» **Recorded information**:
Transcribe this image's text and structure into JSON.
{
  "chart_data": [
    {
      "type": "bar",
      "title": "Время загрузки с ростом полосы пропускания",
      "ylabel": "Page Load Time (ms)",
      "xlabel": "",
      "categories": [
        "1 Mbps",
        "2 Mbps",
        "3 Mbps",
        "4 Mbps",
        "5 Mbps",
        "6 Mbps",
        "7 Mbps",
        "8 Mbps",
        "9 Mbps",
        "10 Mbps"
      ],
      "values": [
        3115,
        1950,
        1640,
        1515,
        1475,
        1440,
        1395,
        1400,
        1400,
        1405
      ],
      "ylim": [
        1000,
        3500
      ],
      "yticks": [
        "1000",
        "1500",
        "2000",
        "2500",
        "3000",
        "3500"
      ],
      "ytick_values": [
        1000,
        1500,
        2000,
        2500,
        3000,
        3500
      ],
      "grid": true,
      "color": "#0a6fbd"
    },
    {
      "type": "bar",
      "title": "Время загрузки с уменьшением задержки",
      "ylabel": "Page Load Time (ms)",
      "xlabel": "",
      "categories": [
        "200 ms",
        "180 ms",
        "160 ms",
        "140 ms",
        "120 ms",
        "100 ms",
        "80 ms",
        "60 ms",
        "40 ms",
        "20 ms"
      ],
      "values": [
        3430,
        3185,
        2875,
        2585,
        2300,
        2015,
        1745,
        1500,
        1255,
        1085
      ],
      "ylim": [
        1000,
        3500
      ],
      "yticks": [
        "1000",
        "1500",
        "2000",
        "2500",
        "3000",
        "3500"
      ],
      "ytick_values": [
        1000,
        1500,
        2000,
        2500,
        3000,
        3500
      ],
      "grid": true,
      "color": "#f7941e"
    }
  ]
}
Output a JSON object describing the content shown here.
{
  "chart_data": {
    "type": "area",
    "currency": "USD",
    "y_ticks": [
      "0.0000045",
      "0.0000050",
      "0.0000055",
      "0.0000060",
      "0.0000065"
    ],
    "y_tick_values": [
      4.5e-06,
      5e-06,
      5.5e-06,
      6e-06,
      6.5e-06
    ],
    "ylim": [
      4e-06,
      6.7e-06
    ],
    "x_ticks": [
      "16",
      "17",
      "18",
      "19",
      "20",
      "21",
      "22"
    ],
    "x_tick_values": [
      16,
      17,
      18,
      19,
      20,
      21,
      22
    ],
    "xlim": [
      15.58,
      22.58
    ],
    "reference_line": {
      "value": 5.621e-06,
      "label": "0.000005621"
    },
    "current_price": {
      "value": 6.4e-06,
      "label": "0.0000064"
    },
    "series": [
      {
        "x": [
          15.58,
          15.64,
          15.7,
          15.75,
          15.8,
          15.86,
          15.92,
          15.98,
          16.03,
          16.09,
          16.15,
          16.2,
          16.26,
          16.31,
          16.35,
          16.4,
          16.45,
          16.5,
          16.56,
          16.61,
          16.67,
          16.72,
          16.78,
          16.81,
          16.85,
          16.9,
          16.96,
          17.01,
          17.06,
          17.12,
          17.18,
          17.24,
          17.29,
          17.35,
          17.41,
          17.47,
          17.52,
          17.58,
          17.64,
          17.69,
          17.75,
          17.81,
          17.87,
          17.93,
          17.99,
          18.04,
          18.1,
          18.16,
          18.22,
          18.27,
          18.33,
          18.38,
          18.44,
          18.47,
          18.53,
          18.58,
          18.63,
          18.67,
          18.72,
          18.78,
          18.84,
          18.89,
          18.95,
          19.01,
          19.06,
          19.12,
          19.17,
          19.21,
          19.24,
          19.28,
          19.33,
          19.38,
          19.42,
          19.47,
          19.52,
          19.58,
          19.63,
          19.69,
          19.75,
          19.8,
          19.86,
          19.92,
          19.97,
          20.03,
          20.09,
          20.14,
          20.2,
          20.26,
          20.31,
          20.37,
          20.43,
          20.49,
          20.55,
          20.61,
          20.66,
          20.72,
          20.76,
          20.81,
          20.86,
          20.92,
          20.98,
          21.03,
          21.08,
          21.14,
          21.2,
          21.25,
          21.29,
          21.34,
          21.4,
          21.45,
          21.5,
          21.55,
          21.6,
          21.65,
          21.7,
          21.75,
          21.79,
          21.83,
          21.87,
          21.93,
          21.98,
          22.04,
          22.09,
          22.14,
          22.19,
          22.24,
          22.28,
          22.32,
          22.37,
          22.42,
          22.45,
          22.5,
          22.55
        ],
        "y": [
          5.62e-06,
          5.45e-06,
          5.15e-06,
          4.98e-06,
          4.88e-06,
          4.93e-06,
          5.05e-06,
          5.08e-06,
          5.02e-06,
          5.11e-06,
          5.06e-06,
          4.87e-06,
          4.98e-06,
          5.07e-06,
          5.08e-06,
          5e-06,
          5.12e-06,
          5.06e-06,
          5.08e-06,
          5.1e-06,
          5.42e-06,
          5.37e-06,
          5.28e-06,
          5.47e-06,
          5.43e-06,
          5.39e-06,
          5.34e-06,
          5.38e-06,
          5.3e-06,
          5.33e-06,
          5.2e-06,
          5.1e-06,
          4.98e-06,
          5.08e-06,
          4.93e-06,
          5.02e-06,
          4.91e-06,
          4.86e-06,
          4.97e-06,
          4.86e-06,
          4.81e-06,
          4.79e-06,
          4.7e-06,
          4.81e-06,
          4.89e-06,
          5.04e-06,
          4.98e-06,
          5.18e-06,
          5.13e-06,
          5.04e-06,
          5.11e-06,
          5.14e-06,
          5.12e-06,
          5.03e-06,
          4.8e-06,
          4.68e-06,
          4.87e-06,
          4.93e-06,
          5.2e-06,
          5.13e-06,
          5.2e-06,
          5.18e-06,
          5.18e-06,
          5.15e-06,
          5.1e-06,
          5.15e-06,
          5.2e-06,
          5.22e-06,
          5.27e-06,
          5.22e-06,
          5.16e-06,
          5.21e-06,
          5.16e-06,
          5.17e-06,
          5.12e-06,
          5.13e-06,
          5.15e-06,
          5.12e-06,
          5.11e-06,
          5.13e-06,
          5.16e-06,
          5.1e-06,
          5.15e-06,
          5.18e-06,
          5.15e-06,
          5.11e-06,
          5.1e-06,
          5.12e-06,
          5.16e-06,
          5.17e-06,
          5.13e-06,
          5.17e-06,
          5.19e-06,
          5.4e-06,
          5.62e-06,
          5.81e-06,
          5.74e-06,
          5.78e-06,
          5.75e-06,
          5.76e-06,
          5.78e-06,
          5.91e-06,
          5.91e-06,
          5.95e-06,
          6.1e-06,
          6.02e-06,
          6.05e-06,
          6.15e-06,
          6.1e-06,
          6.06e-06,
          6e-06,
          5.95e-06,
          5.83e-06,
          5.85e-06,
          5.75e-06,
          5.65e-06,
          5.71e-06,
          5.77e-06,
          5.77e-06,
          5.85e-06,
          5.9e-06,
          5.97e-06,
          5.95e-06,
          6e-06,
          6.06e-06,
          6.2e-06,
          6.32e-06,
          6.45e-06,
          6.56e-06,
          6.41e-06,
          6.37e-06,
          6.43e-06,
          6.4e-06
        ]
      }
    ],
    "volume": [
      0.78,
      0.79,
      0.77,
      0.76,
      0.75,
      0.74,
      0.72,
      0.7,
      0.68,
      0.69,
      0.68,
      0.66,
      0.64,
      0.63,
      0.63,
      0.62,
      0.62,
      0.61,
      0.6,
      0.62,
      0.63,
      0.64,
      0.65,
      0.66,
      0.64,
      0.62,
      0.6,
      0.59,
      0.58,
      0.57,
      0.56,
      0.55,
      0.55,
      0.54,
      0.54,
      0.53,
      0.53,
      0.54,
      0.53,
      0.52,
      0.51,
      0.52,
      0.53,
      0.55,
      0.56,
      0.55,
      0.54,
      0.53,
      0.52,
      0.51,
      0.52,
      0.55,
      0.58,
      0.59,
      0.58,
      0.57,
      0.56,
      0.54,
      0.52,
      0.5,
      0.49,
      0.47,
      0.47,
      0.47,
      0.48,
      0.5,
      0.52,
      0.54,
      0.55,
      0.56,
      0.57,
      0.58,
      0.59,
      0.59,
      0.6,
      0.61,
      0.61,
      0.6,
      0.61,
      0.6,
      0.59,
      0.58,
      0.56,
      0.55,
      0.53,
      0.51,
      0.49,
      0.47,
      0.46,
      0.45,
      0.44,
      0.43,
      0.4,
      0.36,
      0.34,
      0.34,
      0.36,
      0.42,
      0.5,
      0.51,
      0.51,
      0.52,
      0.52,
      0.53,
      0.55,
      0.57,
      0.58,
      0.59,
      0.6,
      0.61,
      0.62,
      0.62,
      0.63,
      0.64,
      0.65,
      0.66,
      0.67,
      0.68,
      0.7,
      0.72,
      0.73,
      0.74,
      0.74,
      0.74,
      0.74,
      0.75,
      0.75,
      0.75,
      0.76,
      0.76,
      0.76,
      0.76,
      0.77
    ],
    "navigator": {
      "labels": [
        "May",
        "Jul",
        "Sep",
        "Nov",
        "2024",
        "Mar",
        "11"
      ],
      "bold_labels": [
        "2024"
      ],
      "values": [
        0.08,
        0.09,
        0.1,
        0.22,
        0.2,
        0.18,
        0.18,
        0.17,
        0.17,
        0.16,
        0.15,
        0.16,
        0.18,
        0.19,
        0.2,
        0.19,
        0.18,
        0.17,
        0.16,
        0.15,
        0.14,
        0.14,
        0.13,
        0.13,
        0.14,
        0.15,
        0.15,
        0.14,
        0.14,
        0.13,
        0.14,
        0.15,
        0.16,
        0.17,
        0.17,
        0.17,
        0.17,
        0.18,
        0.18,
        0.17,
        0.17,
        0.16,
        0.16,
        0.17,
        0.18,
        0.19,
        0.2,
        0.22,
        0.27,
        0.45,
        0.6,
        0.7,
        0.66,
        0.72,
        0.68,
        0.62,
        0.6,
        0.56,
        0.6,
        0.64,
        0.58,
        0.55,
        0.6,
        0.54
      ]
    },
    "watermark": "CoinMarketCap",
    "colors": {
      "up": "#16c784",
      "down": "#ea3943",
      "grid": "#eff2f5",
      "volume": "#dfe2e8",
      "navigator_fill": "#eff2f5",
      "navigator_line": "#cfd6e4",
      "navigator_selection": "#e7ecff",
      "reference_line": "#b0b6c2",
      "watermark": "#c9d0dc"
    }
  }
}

» **Goal of the exercise**: Identify each line in the records above that contains the word "watermark", and copy it out in full.

» **Solution for this task**:
    "watermark": "CoinMarketCap",
      "watermark": "#c9d0dc"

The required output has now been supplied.